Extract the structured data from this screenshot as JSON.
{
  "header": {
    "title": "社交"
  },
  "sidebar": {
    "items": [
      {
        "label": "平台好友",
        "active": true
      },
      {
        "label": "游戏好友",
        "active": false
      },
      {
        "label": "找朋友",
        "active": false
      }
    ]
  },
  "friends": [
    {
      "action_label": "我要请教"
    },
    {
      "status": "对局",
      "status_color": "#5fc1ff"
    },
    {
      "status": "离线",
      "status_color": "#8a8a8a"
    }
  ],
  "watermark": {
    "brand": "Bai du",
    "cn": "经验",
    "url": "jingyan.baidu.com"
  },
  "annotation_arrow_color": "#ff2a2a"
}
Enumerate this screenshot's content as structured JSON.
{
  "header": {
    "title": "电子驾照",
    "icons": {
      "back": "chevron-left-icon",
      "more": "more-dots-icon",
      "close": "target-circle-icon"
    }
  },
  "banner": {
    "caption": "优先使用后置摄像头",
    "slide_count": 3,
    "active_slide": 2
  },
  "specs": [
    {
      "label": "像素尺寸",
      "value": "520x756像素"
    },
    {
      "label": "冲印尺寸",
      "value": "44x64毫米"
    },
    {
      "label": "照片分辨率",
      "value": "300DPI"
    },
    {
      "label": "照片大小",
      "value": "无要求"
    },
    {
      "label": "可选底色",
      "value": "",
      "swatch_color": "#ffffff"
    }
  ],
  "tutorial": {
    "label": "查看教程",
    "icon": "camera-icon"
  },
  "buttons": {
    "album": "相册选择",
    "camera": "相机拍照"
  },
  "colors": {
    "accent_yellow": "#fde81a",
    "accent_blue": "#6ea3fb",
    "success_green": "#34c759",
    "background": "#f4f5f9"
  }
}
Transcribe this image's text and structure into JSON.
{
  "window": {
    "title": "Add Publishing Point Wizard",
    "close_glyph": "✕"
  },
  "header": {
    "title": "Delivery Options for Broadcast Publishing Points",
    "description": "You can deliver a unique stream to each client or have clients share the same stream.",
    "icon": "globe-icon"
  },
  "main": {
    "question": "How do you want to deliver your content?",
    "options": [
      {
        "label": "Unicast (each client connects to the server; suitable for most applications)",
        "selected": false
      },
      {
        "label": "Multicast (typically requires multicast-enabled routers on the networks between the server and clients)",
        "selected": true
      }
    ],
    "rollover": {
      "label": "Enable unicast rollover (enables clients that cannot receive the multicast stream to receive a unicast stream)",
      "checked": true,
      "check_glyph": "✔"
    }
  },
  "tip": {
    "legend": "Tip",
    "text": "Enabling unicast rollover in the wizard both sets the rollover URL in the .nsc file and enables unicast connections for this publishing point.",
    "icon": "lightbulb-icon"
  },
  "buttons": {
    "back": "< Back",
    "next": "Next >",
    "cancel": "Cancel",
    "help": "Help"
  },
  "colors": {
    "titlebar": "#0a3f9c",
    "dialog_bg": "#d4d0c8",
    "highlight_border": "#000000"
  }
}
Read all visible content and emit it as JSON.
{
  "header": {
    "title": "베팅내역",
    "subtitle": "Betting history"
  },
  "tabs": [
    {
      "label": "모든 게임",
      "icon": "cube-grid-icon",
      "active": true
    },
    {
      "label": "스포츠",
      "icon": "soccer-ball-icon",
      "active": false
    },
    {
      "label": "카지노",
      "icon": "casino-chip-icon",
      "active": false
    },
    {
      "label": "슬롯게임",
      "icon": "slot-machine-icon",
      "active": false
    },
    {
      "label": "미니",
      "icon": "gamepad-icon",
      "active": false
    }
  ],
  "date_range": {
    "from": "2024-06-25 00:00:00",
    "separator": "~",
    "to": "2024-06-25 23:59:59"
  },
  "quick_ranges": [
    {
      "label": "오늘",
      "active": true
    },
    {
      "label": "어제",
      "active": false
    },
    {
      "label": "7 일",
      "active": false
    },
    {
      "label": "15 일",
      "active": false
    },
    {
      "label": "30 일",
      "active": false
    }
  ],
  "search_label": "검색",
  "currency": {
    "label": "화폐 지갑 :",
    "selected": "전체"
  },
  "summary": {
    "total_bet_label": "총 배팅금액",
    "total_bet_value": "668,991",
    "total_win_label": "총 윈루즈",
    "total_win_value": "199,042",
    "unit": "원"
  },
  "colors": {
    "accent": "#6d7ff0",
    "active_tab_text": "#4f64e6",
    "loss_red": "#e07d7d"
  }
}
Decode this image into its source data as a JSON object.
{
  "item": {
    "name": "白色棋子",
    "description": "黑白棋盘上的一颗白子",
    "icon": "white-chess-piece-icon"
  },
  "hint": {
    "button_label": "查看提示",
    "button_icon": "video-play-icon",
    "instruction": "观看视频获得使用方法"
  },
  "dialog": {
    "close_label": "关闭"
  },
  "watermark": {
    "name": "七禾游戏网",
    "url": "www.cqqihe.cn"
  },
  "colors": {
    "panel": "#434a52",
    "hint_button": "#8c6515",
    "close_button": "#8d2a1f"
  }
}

•••••

__Objective__.
Starting with the line that contains "Decode this image", print each line through the last one in the listing. Include both end lines and add nothing.

__Output for this exercise__.
Decode this image into its source data as a JSON object.
{
  "item": {
    "name": "白色棋子",
    "description": "黑白棋盘上的一颗白子",
    "icon": "white-chess-piece-icon"
  },
  "hint": {
    "button_label": "查看提示",
    "button_icon": "video-play-icon",
    "instruction": "观看视频获得使用方法"
  },
  "dialog": {
    "close_label": "关闭"
  },
  "watermark": {
    "name": "七禾游戏网",
    "url": "www.cqqihe.cn"
  },
  "colors": {
    "panel": "#434a52",
    "hint_button": "#8c6515",
    "close_button": "#8d2a1f"
  }
}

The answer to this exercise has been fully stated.